▶ _Brief_
Could every line of the data be printed exactly as it reads?

· · ·

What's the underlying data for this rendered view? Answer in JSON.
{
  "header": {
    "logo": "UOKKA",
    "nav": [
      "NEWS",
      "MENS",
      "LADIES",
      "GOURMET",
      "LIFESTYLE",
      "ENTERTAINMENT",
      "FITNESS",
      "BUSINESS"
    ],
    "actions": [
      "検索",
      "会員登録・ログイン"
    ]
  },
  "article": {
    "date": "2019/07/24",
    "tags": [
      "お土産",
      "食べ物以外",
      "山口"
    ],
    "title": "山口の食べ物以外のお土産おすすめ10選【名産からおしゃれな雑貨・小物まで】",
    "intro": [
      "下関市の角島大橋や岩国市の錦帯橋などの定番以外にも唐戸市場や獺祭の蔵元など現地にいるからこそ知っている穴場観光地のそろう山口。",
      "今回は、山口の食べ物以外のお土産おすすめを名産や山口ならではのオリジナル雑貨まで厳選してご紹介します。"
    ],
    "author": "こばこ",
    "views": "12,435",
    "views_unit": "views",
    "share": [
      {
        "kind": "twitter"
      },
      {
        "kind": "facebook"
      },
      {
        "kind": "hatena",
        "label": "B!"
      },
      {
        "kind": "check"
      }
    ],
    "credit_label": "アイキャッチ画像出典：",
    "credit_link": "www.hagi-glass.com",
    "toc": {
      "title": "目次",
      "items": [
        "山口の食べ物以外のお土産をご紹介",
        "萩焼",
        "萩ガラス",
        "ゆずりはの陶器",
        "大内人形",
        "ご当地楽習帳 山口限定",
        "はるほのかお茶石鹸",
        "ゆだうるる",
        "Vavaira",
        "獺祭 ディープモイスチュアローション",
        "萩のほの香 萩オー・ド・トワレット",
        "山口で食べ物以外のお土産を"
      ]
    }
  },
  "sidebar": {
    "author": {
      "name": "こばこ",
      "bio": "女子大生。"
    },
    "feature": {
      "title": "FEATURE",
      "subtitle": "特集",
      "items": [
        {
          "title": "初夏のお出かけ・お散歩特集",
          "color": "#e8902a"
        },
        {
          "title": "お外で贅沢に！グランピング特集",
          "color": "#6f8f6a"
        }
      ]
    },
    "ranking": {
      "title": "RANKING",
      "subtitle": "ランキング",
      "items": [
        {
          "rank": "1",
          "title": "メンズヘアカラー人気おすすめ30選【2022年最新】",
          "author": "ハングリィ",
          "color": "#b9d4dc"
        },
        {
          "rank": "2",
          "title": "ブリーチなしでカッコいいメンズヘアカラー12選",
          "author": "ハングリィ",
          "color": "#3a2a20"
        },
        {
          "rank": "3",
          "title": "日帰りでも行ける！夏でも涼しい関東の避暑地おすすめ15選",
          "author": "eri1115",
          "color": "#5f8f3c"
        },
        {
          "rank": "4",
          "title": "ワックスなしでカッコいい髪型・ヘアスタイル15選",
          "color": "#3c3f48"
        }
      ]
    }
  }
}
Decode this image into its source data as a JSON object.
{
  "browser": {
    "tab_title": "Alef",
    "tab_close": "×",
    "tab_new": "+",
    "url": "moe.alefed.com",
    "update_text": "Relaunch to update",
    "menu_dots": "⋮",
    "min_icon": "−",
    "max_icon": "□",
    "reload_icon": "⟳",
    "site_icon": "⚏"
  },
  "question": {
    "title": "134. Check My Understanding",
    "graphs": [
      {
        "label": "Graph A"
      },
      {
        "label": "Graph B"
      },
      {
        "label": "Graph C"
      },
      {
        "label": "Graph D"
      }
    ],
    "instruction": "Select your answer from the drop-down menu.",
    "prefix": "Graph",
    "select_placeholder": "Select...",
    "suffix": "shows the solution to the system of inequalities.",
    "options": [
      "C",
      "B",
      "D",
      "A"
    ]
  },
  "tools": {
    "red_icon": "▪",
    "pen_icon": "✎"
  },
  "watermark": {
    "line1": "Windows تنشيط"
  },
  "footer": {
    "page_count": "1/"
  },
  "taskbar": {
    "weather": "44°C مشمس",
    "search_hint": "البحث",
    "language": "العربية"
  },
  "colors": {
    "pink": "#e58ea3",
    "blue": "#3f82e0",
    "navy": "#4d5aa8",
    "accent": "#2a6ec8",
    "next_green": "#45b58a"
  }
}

· · ·

▶ _Answer to this task_
What's the underlying data for this rendered view? Answer in JSON.
{
  "header": {
    "logo": "UOKKA",
    "nav": [
      "NEWS",
      "MENS",
      "LADIES",
      "GOURMET",
      "LIFESTYLE",
      "ENTERTAINMENT",
      "FITNESS",
      "BUSINESS"
    ],
    "actions": [
      "検索",
      "会員登録・ログイン"
    ]
  },
  "article": {
    "date": "2019/07/24",
    "tags": [
      "お土産",
      "食べ物以外",
      "山口"
    ],
    "title": "山口の食べ物以外のお土産おすすめ10選【名産からおしゃれな雑貨・小物まで】",
    "intro": [
      "下関市の角島大橋や岩国市の錦帯橋などの定番以外にも唐戸市場や獺祭の蔵元など現地にいるからこそ知っている穴場観光地のそろう山口。",
      "今回は、山口の食べ物以外のお土産おすすめを名産や山口ならではのオリジナル雑貨まで厳選してご紹介します。"
    ],
    "author": "こばこ",
    "views": "12,435",
    "views_unit": "views",
    "share": [
      {
        "kind": "twitter"
      },
      {
        "kind": "facebook"
      },
      {
        "kind": "hatena",
        "label": "B!"
      },
      {
        "kind": "check"
      }
    ],
    "credit_label": "アイキャッチ画像出典：",
    "credit_link": "www.hagi-glass.com",
    "toc": {
      "title": "目次",
      "items": [
        "山口の食べ物以外のお土産をご紹介",
        "萩焼",
        "萩ガラス",
        "ゆずりはの陶器",
        "大内人形",
        "ご当地楽習帳 山口限定",
        "はるほのかお茶石鹸",
        "ゆだうるる",
        "Vavaira",
        "獺祭 ディープモイスチュアローション",
        "萩のほの香 萩オー・ド・トワレット",
        "山口で食べ物以外のお土産を"
      ]
    }
  },
  "sidebar": {
    "author": {
      "name": "こばこ",
      "bio": "女子大生。"
    },
    "feature": {
      "title": "FEATURE",
      "subtitle": "特集",
      "items": [
        {
          "title": "初夏のお出かけ・お散歩特集",
          "color": "#e8902a"
        },
        {
          "title": "お外で贅沢に！グランピング特集",
          "color": "#6f8f6a"
        }
      ]
    },
    "ranking": {
      "title": "RANKING",
      "subtitle": "ランキング",
      "items": [
        {
          "rank": "1",
          "title": "メンズヘアカラー人気おすすめ30選【2022年最新】",
          "author": "ハングリィ",
          "color": "#b9d4dc"
        },
        {
          "rank": "2",
          "title": "ブリーチなしでカッコいいメンズヘアカラー12選",
          "author": "ハングリィ",
          "color": "#3a2a20"
        },
        {
          "rank": "3",
          "title": "日帰りでも行ける！夏でも涼しい関東の避暑地おすすめ15選",
          "author": "eri1115",
          "color": "#5f8f3c"
        },
        {
          "rank": "4",
          "title": "ワックスなしでカッコいい髪型・ヘアスタイル15選",
          "color": "#3c3f48"
        }
      ]
    }
  }
}
Decode this image into its source data as a JSON object.
{
  "browser": {
    "tab_title": "Alef",
    "tab_close": "×",
    "tab_new": "+",
    "url": "moe.alefed.com",
    "update_text": "Relaunch to update",
    "menu_dots": "⋮",
    "min_icon": "−",
    "max_icon": "□",
    "reload_icon": "⟳",
    "site_icon": "⚏"
  },
  "question": {
    "title": "134. Check My Understanding",
    "graphs": [
      {
        "label": "Graph A"
      },
      {
        "label": "Graph B"
      },
      {
        "label": "Graph C"
      },
      {
        "label": "Graph D"
      }
    ],
    "instruction": "Select your answer from the drop-down menu.",
    "prefix": "Graph",
    "select_placeholder": "Select...",
    "suffix": "shows the solution to the system of inequalities.",
    "options": [
      "C",
      "B",
      "D",
      "A"
    ]
  },
  "tools": {
    "red_icon": "▪",
    "pen_icon": "✎"
  },
  "watermark": {
    "line1": "Windows تنشيط"
  },
  "footer": {
    "page_count": "1/"
  },
  "taskbar": {
    "weather": "44°C مشمس",
    "search_hint": "البحث",
    "language": "العربية"
  },
  "colors": {
    "pink": "#e58ea3",
    "blue": "#3f82e0",
    "navy": "#4d5aa8",
    "accent": "#2a6ec8",
    "next_green": "#45b58a"
  }
}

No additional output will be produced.